**Data to process:**
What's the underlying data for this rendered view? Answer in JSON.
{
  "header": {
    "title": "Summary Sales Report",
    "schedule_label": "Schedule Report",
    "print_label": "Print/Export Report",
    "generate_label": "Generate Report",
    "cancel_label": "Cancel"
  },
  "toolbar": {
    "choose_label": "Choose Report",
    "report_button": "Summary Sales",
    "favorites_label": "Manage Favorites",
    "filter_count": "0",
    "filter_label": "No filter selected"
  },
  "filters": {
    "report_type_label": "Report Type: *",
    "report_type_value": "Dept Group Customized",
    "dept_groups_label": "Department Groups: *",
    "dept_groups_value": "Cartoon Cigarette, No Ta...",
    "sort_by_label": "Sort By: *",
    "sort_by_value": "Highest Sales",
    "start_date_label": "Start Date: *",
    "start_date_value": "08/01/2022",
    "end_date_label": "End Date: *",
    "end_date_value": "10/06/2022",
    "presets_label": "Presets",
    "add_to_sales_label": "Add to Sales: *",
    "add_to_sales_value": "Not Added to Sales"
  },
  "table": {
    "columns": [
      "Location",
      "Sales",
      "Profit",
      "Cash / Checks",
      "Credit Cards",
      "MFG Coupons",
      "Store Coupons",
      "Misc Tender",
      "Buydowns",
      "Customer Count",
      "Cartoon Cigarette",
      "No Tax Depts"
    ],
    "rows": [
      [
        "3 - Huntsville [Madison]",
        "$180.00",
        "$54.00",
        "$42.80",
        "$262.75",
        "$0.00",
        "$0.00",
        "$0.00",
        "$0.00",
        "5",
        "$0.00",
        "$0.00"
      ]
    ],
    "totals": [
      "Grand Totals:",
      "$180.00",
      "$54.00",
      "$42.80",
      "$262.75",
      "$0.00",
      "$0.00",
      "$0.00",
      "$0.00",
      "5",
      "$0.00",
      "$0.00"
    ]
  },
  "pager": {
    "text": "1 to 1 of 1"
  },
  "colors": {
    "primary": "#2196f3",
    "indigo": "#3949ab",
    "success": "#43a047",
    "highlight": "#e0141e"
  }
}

**Task to carry out:** Output all of the data above without any alteration.

**Task solution:**
What's the underlying data for this rendered view? Answer in JSON.
{
  "header": {
    "title": "Summary Sales Report",
    "schedule_label": "Schedule Report",
    "print_label": "Print/Export Report",
    "generate_label": "Generate Report",
    "cancel_label": "Cancel"
  },
  "toolbar": {
    "choose_label": "Choose Report",
    "report_button": "Summary Sales",
    "favorites_label": "Manage Favorites",
    "filter_count": "0",
    "filter_label": "No filter selected"
  },
  "filters": {
    "report_type_label": "Report Type: *",
    "report_type_value": "Dept Group Customized",
    "dept_groups_label": "Department Groups: *",
    "dept_groups_value": "Cartoon Cigarette, No Ta...",
    "sort_by_label": "Sort By: *",
    "sort_by_value": "Highest Sales",
    "start_date_label": "Start Date: *",
    "start_date_value": "08/01/2022",
    "end_date_label": "End Date: *",
    "end_date_value": "10/06/2022",
    "presets_label": "Presets",
    "add_to_sales_label": "Add to Sales: *",
    "add_to_sales_value": "Not Added to Sales"
  },
  "table": {
    "columns": [
      "Location",
      "Sales",
      "Profit",
      "Cash / Checks",
      "Credit Cards",
      "MFG Coupons",
      "Store Coupons",
      "Misc Tender",
      "Buydowns",
      "Customer Count",
      "Cartoon Cigarette",
      "No Tax Depts"
    ],
    "rows": [
      [
        "3 - Huntsville [Madison]",
        "$180.00",
        "$54.00",
        "$42.80",
        "$262.75",
        "$0.00",
        "$0.00",
        "$0.00",
        "$0.00",
        "5",
        "$0.00",
        "$0.00"
      ]
    ],
    "totals": [
      "Grand Totals:",
      "$180.00",
      "$54.00",
      "$42.80",
      "$262.75",
      "$0.00",
      "$0.00",
      "$0.00",
      "$0.00",
      "5",
      "$0.00",
      "$0.00"
    ]
  },
  "pager": {
    "text": "1 to 1 of 1"
  },
  "colors": {
    "primary": "#2196f3",
    "indigo": "#3949ab",
    "success": "#43a047",
    "highlight": "#e0141e"
  }
}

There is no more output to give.